[Data excerpts]
--------------------------------------------------
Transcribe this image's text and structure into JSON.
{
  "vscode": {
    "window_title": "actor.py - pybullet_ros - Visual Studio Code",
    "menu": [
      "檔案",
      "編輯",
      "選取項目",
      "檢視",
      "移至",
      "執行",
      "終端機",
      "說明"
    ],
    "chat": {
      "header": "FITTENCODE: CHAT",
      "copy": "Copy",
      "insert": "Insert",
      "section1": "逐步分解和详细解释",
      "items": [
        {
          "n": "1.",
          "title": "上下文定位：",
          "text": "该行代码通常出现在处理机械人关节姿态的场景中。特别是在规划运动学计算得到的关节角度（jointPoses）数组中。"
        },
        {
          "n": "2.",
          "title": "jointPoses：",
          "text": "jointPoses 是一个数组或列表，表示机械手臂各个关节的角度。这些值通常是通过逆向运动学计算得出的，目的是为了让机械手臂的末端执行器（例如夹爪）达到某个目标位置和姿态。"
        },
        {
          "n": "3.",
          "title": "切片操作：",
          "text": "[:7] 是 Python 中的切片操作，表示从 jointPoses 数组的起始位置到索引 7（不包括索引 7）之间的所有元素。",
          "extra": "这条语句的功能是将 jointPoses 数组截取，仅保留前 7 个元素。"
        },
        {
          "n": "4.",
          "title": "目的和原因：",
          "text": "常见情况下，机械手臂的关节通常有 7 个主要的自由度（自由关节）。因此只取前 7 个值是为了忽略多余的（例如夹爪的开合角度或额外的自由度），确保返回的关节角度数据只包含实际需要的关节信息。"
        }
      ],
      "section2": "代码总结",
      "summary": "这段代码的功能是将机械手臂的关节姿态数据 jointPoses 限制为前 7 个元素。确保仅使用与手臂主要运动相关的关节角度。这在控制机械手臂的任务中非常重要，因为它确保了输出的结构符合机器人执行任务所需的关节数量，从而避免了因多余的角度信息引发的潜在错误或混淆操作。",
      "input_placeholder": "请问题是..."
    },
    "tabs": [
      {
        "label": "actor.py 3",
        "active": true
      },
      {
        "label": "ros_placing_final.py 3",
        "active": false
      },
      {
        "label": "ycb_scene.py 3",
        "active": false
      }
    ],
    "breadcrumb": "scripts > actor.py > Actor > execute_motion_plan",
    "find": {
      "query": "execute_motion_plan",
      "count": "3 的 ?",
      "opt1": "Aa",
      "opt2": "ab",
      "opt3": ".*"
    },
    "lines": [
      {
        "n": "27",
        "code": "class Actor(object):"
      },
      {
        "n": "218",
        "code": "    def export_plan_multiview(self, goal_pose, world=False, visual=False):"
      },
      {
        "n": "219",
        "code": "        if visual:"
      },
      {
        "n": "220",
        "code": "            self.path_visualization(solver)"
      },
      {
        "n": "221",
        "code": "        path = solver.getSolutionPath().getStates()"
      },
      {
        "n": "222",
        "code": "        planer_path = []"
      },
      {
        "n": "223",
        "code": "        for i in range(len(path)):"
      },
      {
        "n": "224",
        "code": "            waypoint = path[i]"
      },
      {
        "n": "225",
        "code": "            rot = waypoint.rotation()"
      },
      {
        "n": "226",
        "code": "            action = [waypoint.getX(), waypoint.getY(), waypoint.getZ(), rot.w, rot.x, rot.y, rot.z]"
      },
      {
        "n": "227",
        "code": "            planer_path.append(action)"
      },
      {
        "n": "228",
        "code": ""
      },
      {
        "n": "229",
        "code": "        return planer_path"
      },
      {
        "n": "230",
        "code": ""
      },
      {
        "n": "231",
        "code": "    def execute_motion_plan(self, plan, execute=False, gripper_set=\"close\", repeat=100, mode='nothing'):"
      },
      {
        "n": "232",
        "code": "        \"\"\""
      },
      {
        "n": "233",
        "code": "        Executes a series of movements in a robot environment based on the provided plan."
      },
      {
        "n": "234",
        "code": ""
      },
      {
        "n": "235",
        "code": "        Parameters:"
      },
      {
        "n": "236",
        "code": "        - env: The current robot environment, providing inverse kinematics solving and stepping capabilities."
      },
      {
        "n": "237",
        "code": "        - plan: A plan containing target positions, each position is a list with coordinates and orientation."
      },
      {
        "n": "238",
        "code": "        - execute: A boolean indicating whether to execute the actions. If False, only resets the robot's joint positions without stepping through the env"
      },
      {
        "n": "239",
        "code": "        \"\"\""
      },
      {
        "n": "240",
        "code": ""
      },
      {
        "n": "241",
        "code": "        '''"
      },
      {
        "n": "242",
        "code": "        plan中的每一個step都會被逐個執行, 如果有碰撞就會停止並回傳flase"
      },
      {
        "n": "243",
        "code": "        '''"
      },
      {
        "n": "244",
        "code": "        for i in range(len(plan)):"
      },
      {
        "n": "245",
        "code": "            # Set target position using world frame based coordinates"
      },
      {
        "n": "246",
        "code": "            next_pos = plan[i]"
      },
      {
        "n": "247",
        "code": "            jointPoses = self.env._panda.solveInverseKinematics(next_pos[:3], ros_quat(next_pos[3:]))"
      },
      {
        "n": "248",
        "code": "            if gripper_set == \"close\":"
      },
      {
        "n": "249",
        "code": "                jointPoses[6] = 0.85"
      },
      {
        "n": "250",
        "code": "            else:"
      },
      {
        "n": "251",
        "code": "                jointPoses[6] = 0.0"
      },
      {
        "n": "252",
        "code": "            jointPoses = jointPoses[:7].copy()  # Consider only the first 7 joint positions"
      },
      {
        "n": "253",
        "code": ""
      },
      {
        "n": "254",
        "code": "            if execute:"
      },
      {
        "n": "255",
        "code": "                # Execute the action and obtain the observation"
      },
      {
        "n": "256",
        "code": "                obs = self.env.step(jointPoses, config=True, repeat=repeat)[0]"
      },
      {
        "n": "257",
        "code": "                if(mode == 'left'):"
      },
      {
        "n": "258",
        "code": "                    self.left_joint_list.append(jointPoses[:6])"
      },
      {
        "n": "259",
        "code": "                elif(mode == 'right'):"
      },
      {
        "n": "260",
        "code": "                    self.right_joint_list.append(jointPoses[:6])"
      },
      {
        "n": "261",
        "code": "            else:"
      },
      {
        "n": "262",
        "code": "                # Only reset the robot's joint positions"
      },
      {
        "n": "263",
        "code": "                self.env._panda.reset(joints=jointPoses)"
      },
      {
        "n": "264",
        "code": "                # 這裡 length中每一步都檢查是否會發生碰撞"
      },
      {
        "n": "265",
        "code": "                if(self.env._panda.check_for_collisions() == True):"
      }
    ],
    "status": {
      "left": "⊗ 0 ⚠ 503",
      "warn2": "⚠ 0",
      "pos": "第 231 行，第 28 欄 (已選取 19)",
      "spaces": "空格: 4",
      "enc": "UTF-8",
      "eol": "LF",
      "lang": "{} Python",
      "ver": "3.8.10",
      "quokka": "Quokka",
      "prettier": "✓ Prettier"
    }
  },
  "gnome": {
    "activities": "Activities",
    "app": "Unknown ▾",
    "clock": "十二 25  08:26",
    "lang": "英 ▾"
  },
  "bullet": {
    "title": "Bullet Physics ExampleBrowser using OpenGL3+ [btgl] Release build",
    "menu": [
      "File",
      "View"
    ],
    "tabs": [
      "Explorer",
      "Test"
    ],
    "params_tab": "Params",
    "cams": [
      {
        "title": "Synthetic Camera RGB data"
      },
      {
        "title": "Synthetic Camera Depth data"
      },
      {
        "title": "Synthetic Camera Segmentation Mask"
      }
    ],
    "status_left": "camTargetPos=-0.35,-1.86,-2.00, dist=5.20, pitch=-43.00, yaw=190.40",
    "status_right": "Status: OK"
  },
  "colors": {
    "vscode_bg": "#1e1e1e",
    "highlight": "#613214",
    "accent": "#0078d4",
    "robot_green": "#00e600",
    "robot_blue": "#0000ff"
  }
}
--------------------------------------------------
* _What the task requires_: Read through the data and copy every line where "range" shows up.

* _The output_:
        "code": "        for i in range(len(path)):"
        "code": "        for i in range(len(plan)):"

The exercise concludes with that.